* [INSTRUCTION] Put each line of the records into a JSON list of strings, one string per line, and skip any blank lines.

* [MATERIAL FOR THIS TASK]
-=-=-=-=-

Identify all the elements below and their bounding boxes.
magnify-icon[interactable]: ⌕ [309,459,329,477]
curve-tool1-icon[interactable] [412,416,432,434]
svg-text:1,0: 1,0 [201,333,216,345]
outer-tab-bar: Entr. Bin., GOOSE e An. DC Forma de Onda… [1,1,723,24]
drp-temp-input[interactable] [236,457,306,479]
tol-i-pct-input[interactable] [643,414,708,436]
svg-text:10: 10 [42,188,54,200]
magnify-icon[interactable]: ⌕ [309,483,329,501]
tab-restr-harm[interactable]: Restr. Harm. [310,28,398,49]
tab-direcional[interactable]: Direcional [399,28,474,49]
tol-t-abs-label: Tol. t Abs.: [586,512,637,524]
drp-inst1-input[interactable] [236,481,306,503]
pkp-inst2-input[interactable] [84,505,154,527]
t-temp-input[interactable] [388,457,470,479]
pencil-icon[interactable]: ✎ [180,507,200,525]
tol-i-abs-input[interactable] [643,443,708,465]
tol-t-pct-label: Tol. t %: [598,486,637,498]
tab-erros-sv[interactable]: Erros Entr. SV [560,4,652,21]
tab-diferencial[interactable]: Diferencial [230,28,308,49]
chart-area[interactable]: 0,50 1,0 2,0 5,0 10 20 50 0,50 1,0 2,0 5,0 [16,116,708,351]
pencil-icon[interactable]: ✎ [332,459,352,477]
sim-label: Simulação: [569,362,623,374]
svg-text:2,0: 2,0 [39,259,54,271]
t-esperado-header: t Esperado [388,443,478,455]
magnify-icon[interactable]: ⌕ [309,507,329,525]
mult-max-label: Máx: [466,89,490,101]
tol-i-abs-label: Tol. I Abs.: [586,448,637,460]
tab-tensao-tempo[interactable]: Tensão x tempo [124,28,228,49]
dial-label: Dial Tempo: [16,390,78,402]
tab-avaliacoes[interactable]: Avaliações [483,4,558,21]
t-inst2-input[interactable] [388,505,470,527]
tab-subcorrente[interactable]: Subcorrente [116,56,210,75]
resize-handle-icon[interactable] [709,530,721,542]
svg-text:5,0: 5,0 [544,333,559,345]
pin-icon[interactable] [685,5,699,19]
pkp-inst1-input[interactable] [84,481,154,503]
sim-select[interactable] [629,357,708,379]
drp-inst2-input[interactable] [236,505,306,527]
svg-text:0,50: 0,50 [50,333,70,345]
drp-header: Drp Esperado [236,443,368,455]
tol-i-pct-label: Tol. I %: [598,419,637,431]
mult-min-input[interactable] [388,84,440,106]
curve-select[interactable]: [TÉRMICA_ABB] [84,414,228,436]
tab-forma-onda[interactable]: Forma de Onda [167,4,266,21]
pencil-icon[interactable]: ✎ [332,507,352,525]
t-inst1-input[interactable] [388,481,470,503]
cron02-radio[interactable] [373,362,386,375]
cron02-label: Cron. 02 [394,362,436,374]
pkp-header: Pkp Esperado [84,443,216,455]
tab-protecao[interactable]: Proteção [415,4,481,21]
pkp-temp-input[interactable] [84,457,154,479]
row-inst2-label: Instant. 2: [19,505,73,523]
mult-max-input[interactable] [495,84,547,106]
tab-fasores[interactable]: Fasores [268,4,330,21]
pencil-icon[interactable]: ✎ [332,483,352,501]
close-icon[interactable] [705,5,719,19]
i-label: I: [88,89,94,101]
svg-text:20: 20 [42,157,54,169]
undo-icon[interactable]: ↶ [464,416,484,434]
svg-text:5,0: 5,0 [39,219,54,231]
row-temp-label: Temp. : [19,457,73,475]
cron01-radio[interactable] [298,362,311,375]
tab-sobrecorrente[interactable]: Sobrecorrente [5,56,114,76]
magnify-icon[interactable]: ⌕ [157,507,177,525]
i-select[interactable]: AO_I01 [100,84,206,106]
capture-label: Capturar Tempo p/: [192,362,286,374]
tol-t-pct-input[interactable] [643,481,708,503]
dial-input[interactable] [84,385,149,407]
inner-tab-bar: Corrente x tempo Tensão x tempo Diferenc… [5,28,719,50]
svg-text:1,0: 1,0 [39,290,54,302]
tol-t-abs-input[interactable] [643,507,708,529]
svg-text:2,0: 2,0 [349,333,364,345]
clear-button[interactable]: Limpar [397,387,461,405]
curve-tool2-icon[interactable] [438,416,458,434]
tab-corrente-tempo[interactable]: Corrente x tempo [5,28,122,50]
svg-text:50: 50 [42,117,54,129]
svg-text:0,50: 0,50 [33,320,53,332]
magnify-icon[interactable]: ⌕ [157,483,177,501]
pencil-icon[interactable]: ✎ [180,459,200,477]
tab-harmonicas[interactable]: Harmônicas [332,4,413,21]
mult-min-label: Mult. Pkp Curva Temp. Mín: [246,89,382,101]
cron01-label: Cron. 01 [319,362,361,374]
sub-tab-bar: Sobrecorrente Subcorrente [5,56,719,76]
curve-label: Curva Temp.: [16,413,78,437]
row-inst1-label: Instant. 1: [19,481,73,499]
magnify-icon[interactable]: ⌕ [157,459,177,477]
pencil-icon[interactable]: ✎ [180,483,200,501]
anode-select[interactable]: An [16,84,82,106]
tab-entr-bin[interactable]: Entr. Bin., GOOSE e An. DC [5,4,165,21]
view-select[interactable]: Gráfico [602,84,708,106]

-=-=-=-=-

* [TASK OUTPUT]
[
  "Identify all the elements below and their bounding boxes.",
  "magnify-icon[interactable]: ⌕ [309,459,329,477]",
  "curve-tool1-icon[interactable] [412,416,432,434]",
  "svg-text:1,0: 1,0 [201,333,216,345]",
  "outer-tab-bar: Entr. Bin., GOOSE e An. DC Forma de Onda… [1,1,723,24]",
  "drp-temp-input[interactable] [236,457,306,479]",
  "tol-i-pct-input[interactable] [643,414,708,436]",
  "svg-text:10: 10 [42,188,54,200]",
  "magnify-icon[interactable]: ⌕ [309,483,329,501]",
  "tab-restr-harm[interactable]: Restr. Harm. [310,28,398,49]",
  "tab-direcional[interactable]: Direcional [399,28,474,49]",
  "tol-t-abs-label: Tol. t Abs.: [586,512,637,524]",
  "drp-inst1-input[interactable] [236,481,306,503]",
  "pkp-inst2-input[interactable] [84,505,154,527]",
  "t-temp-input[interactable] [388,457,470,479]",
  "pencil-icon[interactable]: ✎ [180,507,200,525]",
  "tol-i-abs-input[interactable] [643,443,708,465]",
  "tol-t-pct-label: Tol. t %: [598,486,637,498]",
  "tab-erros-sv[interactable]: Erros Entr. SV [560,4,652,21]",
  "tab-diferencial[interactable]: Diferencial [230,28,308,49]",
  "chart-area[interactable]: 0,50 1,0 2,0 5,0 10 20 50 0,50 1,0 2,0 5,0 [16,116,708,351]",
  "pencil-icon[interactable]: ✎ [332,459,352,477]",
  "sim-label: Simulação: [569,362,623,374]",
  "svg-text:2,0: 2,0 [39,259,54,271]",
  "t-esperado-header: t Esperado [388,443,478,455]",
  "magnify-icon[interactable]: ⌕ [309,507,329,525]",
  "mult-max-label: Máx: [466,89,490,101]",
  "tol-i-abs-label: Tol. I Abs.: [586,448,637,460]",
  "tab-tensao-tempo[interactable]: Tensão x tempo [124,28,228,49]",
  "dial-label: Dial Tempo: [16,390,78,402]",
  "tab-avaliacoes[interactable]: Avaliações [483,4,558,21]",
  "t-inst2-input[interactable] [388,505,470,527]",
  "tab-subcorrente[interactable]: Subcorrente [116,56,210,75]",
  "resize-handle-icon[interactable] [709,530,721,542]",
  "svg-text:5,0: 5,0 [544,333,559,345]",
  "pin-icon[interactable] [685,5,699,19]",
  "pkp-inst1-input[interactable] [84,481,154,503]",
  "sim-select[interactable] [629,357,708,379]",
  "drp-inst2-input[interactable] [236,505,306,527]",
  "svg-text:0,50: 0,50 [50,333,70,345]",
  "drp-header: Drp Esperado [236,443,368,455]",
  "tol-i-pct-label: Tol. I %: [598,419,637,431]",
  "mult-min-input[interactable] [388,84,440,106]",
  "curve-select[interactable]: [TÉRMICA_ABB] [84,414,228,436]",
  "tab-forma-onda[interactable]: Forma de Onda [167,4,266,21]",
  "pencil-icon[interactable]: ✎ [332,507,352,525]",
  "t-inst1-input[interactable] [388,481,470,503]",
  "cron02-radio[interactable] [373,362,386,375]",
  "cron02-label: Cron. 02 [394,362,436,374]",
  "pkp-header: Pkp Esperado [84,443,216,455]",
  "tab-protecao[interactable]: Proteção [415,4,481,21]",
  "pkp-temp-input[interactable] [84,457,154,479]",
  "row-inst2-label: Instant. 2: [19,505,73,523]",
  "mult-max-input[interactable] [495,84,547,106]",
  "tab-fasores[interactable]: Fasores [268,4,330,21]",
  "pencil-icon[interactable]: ✎ [332,483,352,501]",
  "close-icon[interactable] [705,5,719,19]",
  "i-label: I: [88,89,94,101]",
  "svg-text:20: 20 [42,157,54,169]",
  "undo-icon[interactable]: ↶ [464,416,484,434]",
  "svg-text:5,0: 5,0 [39,219,54,231]",
  "row-temp-label: Temp. : [19,457,73,475]",
  "cron01-radio[interactable] [298,362,311,375]",
  "tab-sobrecorrente[interactable]: Sobrecorrente [5,56,114,76]",
  "magnify-icon[interactable]: ⌕ [157,507,177,525]",
  "i-select[interactable]: AO_I01 [100,84,206,106]",
  "capture-label: Capturar Tempo p/: [192,362,286,374]",
  "tol-t-pct-input[interactable] [643,481,708,503]",
  "dial-input[interactable] [84,385,149,407]",
  "inner-tab-bar: Corrente x tempo Tensão x tempo Diferenc… [5,28,719,50]",
  "svg-text:1,0: 1,0 [39,290,54,302]",
  "tol-t-abs-input[interactable] [643,507,708,529]",
  "svg-text:2,0: 2,0 [349,333,364,345]",
  "clear-button[interactable]: Limpar [397,387,461,405]",
  "curve-tool2-icon[interactable] [438,416,458,434]",
  "tab-corrente-tempo[interactable]: Corrente x tempo [5,28,122,50]",
  "svg-text:50: 50 [42,117,54,129]",
  "svg-text:0,50: 0,50 [33,320,53,332]",
  "magnify-icon[interactable]: ⌕ [157,483,177,501]",
  "pencil-icon[interactable]: ✎ [180,459,200,477]",
  "tab-harmonicas[interactable]: Harmônicas [332,4,413,21]",
  "mult-min-label: Mult. Pkp Curva Temp. Mín: [246,89,382,101]",
  "cron01-label: Cron. 01 [319,362,361,374]",
  "sub-tab-bar: Sobrecorrente Subcorrente [5,56,719,76]",
  "curve-label: Curva Temp.: [16,413,78,437]",
  "row-inst1-label: Instant. 1: [19,481,73,499]",
  "magnify-icon[interactable]: ⌕ [157,459,177,477]",
  "pencil-icon[interactable]: ✎ [180,483,200,501]",
  "anode-select[interactable]: An [16,84,82,106]",
  "tab-entr-bin[interactable]: Entr. Bin., GOOSE e An. DC [5,4,165,21]",
  "view-select[interactable]: Gráfico [602,84,708,106]"
]